• **INSTRUCTION**
Repeat each entry in full, exactly.

• **EXTRACTED MATERIAL**

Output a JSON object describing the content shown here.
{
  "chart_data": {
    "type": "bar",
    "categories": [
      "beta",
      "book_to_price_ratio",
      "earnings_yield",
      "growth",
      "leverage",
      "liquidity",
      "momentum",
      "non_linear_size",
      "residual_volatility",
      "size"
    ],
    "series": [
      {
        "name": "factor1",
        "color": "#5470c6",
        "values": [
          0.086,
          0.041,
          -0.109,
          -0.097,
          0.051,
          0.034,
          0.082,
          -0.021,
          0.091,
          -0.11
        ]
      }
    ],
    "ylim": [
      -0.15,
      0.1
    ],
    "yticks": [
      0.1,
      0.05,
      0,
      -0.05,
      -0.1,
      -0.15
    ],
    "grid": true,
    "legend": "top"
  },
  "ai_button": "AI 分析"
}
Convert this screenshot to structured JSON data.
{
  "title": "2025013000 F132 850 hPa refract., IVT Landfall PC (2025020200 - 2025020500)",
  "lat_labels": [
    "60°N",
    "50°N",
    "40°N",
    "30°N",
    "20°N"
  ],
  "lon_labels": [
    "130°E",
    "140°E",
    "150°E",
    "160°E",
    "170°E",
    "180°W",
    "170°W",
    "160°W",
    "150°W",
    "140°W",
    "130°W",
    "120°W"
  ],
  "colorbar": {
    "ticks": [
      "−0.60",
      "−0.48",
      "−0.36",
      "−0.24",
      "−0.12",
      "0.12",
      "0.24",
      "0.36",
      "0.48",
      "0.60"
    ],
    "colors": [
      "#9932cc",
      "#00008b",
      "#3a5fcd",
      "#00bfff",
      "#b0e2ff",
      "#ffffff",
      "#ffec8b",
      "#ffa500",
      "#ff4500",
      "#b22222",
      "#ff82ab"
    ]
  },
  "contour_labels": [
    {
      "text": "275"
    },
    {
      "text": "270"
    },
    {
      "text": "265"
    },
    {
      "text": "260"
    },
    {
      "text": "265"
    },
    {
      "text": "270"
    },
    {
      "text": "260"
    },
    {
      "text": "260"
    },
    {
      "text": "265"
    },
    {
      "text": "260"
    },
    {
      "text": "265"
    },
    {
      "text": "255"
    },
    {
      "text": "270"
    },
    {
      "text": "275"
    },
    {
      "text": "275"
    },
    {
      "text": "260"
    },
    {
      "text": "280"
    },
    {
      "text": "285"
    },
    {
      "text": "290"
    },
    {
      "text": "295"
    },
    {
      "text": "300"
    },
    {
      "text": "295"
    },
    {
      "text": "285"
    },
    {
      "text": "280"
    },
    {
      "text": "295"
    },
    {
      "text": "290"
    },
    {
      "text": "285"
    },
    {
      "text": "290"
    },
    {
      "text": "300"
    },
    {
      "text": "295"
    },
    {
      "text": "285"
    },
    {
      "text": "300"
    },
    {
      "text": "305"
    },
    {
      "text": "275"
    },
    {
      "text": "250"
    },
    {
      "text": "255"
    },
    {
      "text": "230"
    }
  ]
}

• **COMPLETED TASK**
Output a JSON object describing the content shown here.
{
  "chart_data": {
    "type": "bar",
    "categories": [
      "beta",
      "book_to_price_ratio",
      "earnings_yield",
      "growth",
      "leverage",
      "liquidity",
      "momentum",
      "non_linear_size",
      "residual_volatility",
      "size"
    ],
    "series": [
      {
        "name": "factor1",
        "color": "#5470c6",
        "values": [
          0.086,
          0.041,
          -0.109,
          -0.097,
          0.051,
          0.034,
          0.082,
          -0.021,
          0.091,
          -0.11
        ]
      }
    ],
    "ylim": [
      -0.15,
      0.1
    ],
    "yticks": [
      0.1,
      0.05,
      0,
      -0.05,
      -0.1,
      -0.15
    ],
    "grid": true,
    "legend": "top"
  },
  "ai_button": "AI 分析"
}
Convert this screenshot to structured JSON data.
{
  "title": "2025013000 F132 850 hPa refract., IVT Landfall PC (2025020200 - 2025020500)",
  "lat_labels": [
    "60°N",
    "50°N",
    "40°N",
    "30°N",
    "20°N"
  ],
  "lon_labels": [
    "130°E",
    "140°E",
    "150°E",
    "160°E",
    "170°E",
    "180°W",
    "170°W",
    "160°W",
    "150°W",
    "140°W",
    "130°W",
    "120°W"
  ],
  "colorbar": {
    "ticks": [
      "−0.60",
      "−0.48",
      "−0.36",
      "−0.24",
      "−0.12",
      "0.12",
      "0.24",
      "0.36",
      "0.48",
      "0.60"
    ],
    "colors": [
      "#9932cc",
      "#00008b",
      "#3a5fcd",
      "#00bfff",
      "#b0e2ff",
      "#ffffff",
      "#ffec8b",
      "#ffa500",
      "#ff4500",
      "#b22222",
      "#ff82ab"
    ]
  },
  "contour_labels": [
    {
      "text": "275"
    },
    {
      "text": "270"
    },
    {
      "text": "265"
    },
    {
      "text": "260"
    },
    {
      "text": "265"
    },
    {
      "text": "270"
    },
    {
      "text": "260"
    },
    {
      "text": "260"
    },
    {
      "text": "265"
    },
    {
      "text": "260"
    },
    {
      "text": "265"
    },
    {
      "text": "255"
    },
    {
      "text": "270"
    },
    {
      "text": "275"
    },
    {
      "text": "275"
    },
    {
      "text": "260"
    },
    {
      "text": "280"
    },
    {
      "text": "285"
    },
    {
      "text": "290"
    },
    {
      "text": "295"
    },
    {
      "text": "300"
    },
    {
      "text": "295"
    },
    {
      "text": "285"
    },
    {
      "text": "280"
    },
    {
      "text": "295"
    },
    {
      "text": "290"
    },
    {
      "text": "285"
    },
    {
      "text": "290"
    },
    {
      "text": "300"
    },
    {
      "text": "295"
    },
    {
      "text": "285"
    },
    {
      "text": "300"
    },
    {
      "text": "305"
    },
    {
      "text": "275"
    },
    {
      "text": "250"
    },
    {
      "text": "255"
    },
    {
      "text": "230"
    }
  ]
}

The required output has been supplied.